Task details: Gather all lines containing the string "square" and copy them out.
-- START OF Raw data --
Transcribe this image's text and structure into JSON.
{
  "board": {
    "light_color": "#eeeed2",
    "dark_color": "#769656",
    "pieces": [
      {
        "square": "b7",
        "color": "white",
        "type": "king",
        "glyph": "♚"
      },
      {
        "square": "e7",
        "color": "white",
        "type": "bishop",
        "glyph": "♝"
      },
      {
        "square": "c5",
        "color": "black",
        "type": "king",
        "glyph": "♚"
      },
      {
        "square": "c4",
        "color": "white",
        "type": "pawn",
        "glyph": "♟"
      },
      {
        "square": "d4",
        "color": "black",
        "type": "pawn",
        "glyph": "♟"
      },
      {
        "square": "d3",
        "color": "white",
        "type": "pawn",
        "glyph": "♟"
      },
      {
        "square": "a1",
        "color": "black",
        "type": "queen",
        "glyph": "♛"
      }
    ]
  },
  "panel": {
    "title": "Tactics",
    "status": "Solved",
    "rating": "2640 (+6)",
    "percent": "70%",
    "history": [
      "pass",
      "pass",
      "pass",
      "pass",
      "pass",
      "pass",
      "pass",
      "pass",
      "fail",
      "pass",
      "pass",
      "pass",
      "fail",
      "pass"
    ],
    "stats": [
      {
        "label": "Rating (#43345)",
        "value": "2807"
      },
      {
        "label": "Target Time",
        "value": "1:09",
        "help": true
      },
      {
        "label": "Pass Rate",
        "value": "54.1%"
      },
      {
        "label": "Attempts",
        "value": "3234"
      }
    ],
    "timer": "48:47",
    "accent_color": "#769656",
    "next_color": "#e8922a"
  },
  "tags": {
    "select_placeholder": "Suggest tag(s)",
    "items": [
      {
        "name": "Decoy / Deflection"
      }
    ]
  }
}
-- END OF Raw data --
Expected answer:
        "square": "b7",
        "square": "e7",
        "square": "c5",
        "square": "c4",
        "square": "d4",
        "square": "d3",
        "square": "a1",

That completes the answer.